Source records:
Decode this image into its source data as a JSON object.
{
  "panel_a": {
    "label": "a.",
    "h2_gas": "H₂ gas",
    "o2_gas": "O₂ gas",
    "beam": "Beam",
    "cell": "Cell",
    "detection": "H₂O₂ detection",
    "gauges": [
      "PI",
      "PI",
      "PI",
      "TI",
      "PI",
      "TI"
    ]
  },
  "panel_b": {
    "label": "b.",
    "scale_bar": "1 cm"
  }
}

What this task involves: Extract each line of the listing above, copying it word for word.

The solution:
Decode this image into its source data as a JSON object.
{
  "panel_a": {
    "label": "a.",
    "h2_gas": "H₂ gas",
    "o2_gas": "O₂ gas",
    "beam": "Beam",
    "cell": "Cell",
    "detection": "H₂O₂ detection",
    "gauges": [
      "PI",
      "PI",
      "PI",
      "TI",
      "PI",
      "TI"
    ]
  },
  "panel_b": {
    "label": "b.",
    "scale_bar": "1 cm"
  }
}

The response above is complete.